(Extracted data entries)

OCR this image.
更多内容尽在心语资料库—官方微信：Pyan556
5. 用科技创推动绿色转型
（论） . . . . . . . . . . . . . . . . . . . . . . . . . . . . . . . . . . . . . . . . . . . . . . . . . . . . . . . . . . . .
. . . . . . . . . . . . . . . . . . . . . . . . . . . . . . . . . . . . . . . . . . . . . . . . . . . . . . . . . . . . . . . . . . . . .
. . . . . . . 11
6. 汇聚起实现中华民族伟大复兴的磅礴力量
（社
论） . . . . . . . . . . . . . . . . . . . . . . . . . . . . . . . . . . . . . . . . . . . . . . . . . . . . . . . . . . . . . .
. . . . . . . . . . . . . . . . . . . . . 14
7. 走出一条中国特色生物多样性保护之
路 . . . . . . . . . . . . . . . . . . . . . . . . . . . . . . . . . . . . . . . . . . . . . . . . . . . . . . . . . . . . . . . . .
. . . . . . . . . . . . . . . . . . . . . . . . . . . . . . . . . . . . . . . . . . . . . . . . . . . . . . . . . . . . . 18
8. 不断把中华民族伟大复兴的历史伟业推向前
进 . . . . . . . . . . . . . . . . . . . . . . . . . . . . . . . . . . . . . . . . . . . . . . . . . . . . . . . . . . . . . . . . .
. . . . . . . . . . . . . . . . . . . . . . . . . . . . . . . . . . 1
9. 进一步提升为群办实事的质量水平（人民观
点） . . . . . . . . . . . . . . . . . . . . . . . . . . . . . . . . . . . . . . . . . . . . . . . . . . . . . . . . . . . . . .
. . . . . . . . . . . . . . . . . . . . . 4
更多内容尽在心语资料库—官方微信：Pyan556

= TASK OBJECTIVE =
Return each line of the data exactly as written above.

= EXERCISE RESULT =
OCR this image.
更多内容尽在心语资料库—官方微信：Pyan556
5. 用科技创推动绿色转型
（论） . . . . . . . . . . . . . . . . . . . . . . . . . . . . . . . . . . . . . . . . . . . . . . . . . . . . . . . . . . . .
. . . . . . . . . . . . . . . . . . . . . . . . . . . . . . . . . . . . . . . . . . . . . . . . . . . . . . . . . . . . . . . . . . . . .
. . . . . . . 11
6. 汇聚起实现中华民族伟大复兴的磅礴力量
（社
论） . . . . . . . . . . . . . . . . . . . . . . . . . . . . . . . . . . . . . . . . . . . . . . . . . . . . . . . . . . . . . .
. . . . . . . . . . . . . . . . . . . . . 14
7. 走出一条中国特色生物多样性保护之
路 . . . . . . . . . . . . . . . . . . . . . . . . . . . . . . . . . . . . . . . . . . . . . . . . . . . . . . . . . . . . . . . . .
. . . . . . . . . . . . . . . . . . . . . . . . . . . . . . . . . . . . . . . . . . . . . . . . . . . . . . . . . . . . . 18
8. 不断把中华民族伟大复兴的历史伟业推向前
进 . . . . . . . . . . . . . . . . . . . . . . . . . . . . . . . . . . . . . . . . . . . . . . . . . . . . . . . . . . . . . . . . .
. . . . . . . . . . . . . . . . . . . . . . . . . . . . . . . . . . 1
9. 进一步提升为群办实事的质量水平（人民观
点） . . . . . . . . . . . . . . . . . . . . . . . . . . . . . . . . . . . . . . . . . . . . . . . . . . . . . . . . . . . . . .
. . . . . . . . . . . . . . . . . . . . . 4
更多内容尽在心语资料库—官方微信：Pyan556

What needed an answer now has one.